BEGIN EXERCISE INPUTS

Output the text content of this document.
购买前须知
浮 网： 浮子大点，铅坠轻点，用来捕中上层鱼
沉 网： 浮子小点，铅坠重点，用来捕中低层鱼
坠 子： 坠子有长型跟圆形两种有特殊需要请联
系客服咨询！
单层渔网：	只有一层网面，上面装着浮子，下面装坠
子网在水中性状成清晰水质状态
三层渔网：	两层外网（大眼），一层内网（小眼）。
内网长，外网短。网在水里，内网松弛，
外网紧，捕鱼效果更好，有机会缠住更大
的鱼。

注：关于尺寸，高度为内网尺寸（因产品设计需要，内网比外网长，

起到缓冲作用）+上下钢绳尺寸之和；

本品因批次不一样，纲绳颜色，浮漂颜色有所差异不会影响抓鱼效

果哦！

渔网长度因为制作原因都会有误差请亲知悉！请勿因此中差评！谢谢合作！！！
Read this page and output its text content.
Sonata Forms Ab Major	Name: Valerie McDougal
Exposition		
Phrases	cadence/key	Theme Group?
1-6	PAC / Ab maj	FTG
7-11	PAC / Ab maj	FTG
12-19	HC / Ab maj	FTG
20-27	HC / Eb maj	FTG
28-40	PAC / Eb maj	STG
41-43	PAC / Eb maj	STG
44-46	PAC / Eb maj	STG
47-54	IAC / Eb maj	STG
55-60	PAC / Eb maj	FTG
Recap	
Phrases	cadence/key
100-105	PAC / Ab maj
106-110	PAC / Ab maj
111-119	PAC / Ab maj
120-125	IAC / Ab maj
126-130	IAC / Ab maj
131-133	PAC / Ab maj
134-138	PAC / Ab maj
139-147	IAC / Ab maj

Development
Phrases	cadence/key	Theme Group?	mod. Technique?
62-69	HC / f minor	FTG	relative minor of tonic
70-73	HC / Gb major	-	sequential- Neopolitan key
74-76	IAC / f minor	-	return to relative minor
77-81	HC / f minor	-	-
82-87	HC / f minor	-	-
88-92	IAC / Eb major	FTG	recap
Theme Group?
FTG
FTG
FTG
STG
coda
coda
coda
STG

END EXERCISE INPUTS

▶ WRITTEN TASK:
Look back over the material above and state how many lines hold the word "Theme". Write the number and nothing else.

▶ WRITTEN SOLUTION:
3